▶ [Excerpt provided]:
==================================================

The Northman was directed by Robert Eggers, who may well be the most exciting American filmmaker to emerge in the last ten years.  His 2015 film The Witch was a major landmark of the “A24 Horror” trend and his 2019 film The Lighthouse was one of the most formally adventurous movies to ever open on 980 screens.  It kind of seemed like he was a particularly canny horror guys but the real commonality between his movies seems to be his interest in history and folklore combined with some boldly uncompromising instincts during what would seem to be a highly risk averse era in American filmmaking.  The Northman is in some ways less complicated than his previous works in that it is essentially an action movie with a revenge arc as its backbone, but in other ways this is his biggest risk yet in that he’s playing with a serious budget this time around.  Reports have suggested that Focus Features made this movie for something in the range of 70 to 90 million dollars, so this isn’t a movie that can just live or die by being a cool indie, it’s in many ways a film that will decide both if he can work on large canvases going forward and also frankly if Hollywood sub-studios can afford to fund trippy historical epics even if they seemingly have a lot of bankable violence and action in them.

==================================================

Page layout parsing data
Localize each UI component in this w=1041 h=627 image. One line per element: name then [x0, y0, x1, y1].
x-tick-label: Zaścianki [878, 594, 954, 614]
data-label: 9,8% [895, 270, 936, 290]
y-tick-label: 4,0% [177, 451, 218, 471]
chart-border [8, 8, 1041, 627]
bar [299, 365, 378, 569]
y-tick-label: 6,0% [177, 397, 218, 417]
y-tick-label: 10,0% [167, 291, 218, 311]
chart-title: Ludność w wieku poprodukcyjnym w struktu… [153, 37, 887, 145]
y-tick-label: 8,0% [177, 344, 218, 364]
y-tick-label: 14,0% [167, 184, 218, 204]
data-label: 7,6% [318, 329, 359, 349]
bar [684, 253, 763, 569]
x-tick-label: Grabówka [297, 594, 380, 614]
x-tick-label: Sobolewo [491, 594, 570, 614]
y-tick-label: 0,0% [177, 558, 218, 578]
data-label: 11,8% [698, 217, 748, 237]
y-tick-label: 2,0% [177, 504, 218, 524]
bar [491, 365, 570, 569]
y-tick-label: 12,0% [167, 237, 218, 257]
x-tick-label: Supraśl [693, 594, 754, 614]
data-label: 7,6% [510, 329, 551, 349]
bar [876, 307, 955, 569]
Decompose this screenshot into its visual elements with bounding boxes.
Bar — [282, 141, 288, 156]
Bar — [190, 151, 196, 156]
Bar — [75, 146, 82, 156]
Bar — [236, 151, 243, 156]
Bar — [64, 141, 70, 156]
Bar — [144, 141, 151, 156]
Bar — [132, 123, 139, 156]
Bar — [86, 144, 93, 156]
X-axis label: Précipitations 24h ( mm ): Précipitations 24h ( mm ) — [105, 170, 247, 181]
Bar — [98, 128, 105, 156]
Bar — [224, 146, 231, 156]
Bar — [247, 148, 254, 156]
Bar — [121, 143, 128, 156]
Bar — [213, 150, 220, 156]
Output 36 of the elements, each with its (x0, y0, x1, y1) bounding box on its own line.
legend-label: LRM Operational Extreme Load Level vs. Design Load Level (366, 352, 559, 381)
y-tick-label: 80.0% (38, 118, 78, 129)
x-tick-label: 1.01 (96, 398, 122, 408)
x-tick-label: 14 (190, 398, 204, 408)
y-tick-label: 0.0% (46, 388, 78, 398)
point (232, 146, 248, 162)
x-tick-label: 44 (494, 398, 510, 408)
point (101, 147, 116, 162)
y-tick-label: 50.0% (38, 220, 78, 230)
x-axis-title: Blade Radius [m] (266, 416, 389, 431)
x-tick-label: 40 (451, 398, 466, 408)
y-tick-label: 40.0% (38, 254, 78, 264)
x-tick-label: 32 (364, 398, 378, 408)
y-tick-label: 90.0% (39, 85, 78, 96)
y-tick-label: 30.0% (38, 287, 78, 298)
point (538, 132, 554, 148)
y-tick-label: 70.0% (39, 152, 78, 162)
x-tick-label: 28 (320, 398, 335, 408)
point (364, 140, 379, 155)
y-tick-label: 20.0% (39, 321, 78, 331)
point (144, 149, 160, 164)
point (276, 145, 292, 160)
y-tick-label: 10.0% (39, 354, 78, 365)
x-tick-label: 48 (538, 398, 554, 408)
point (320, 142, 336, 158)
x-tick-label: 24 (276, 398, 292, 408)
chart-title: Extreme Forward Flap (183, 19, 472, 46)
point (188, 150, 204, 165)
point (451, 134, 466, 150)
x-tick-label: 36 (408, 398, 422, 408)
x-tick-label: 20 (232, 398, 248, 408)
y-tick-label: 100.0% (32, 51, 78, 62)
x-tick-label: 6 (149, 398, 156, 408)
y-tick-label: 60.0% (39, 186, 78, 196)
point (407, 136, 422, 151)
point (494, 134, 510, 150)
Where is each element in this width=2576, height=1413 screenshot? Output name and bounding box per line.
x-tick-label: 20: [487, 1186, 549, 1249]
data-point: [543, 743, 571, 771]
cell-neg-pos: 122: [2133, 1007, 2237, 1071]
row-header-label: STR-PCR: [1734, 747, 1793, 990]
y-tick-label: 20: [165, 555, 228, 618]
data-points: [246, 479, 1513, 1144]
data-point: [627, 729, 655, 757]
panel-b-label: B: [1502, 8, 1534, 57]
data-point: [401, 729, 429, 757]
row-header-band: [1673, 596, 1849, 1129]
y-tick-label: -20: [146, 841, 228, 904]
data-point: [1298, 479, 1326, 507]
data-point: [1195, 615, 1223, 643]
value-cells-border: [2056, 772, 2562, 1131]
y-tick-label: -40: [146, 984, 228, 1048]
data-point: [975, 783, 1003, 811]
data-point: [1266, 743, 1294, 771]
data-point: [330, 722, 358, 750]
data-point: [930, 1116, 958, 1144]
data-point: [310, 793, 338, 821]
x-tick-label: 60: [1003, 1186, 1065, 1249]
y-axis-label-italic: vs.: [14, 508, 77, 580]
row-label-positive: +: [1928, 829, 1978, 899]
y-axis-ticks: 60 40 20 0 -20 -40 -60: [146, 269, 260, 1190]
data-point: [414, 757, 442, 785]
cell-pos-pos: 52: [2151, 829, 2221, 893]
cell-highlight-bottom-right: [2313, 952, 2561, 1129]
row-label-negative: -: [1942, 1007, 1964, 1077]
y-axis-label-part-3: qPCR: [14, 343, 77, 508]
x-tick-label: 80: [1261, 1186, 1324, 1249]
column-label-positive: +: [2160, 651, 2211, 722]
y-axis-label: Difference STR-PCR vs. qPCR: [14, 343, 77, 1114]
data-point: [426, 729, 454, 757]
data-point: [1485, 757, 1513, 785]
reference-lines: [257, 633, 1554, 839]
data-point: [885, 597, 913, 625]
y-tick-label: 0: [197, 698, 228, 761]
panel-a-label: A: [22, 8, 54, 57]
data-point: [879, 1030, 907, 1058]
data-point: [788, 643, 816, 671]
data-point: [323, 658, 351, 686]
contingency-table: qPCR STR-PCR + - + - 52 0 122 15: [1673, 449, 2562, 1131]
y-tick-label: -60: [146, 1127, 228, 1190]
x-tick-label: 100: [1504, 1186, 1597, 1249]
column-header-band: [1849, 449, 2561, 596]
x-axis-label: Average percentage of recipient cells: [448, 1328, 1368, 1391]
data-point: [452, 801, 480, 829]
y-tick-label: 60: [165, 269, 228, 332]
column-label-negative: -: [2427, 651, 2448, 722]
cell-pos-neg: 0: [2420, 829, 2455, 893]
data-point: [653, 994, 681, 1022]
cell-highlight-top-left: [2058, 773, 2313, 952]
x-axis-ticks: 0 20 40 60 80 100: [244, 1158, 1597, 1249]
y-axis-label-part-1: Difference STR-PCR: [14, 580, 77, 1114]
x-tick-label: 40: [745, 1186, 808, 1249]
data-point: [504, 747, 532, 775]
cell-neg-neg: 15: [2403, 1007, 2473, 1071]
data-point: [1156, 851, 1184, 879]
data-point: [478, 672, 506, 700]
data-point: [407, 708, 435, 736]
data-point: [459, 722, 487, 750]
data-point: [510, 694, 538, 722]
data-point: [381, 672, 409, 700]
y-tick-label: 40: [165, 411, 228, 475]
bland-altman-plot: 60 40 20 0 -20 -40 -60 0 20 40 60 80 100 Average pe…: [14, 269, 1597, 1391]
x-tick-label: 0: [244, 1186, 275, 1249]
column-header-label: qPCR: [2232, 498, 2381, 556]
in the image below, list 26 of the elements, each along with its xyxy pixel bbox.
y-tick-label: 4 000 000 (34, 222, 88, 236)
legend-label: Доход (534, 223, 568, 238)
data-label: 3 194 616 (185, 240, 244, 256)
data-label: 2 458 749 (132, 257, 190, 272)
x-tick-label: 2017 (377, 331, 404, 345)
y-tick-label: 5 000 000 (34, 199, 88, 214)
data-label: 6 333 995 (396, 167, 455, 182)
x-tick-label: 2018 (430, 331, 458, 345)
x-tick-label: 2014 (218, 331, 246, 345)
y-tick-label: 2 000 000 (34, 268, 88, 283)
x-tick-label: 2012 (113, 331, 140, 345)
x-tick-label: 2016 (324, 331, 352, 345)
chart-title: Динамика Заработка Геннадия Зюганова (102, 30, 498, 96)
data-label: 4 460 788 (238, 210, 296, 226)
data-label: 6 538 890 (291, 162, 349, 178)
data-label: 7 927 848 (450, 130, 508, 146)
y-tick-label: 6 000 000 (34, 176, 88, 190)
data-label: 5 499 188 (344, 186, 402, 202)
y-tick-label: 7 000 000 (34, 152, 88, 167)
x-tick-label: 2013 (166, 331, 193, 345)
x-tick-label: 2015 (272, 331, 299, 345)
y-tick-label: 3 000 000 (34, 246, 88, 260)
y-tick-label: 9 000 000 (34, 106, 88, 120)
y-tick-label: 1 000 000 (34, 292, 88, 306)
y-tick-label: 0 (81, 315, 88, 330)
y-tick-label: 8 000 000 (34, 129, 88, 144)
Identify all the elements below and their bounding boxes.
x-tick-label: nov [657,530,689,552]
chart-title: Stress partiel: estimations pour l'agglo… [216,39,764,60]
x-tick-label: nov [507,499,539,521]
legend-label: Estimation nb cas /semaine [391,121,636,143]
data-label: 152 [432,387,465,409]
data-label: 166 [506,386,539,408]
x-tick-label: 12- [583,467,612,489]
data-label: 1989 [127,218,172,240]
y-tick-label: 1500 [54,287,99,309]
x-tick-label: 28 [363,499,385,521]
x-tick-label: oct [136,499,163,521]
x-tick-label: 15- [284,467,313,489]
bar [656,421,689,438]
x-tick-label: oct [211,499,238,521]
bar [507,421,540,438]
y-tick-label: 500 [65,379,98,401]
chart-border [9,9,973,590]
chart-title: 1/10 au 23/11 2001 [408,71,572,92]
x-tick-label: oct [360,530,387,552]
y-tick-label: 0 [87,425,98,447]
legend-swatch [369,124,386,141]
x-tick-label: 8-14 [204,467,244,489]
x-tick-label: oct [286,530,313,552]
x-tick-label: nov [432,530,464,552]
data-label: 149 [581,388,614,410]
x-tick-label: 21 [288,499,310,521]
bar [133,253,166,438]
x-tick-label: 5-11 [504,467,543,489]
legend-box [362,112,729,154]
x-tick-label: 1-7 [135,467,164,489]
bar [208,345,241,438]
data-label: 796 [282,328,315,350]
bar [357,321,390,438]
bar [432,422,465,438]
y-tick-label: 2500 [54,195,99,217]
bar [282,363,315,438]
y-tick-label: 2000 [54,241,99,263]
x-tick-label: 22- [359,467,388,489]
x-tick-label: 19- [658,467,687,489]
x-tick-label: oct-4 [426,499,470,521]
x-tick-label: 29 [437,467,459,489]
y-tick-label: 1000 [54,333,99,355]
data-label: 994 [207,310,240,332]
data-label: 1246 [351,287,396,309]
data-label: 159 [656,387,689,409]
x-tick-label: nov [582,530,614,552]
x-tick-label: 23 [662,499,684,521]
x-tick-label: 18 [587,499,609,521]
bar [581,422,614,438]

==================================================

▶ [Apply what you read]:
1) Translate this sentence from the film review into Spanish: "The Northman was directed by Robert Eggers, who may well be the most exciting American filmmaker to emerge in the last ten years."
2) List every film title that the film review names.

▶ [Your written answers]:
1) The Northman fue dirigida por Robert Eggers, quien bien podría ser el cineasta estadounidense más emocionante surgido en los últimos diez años.

2)
The Northman
The Witch
The Lighthouse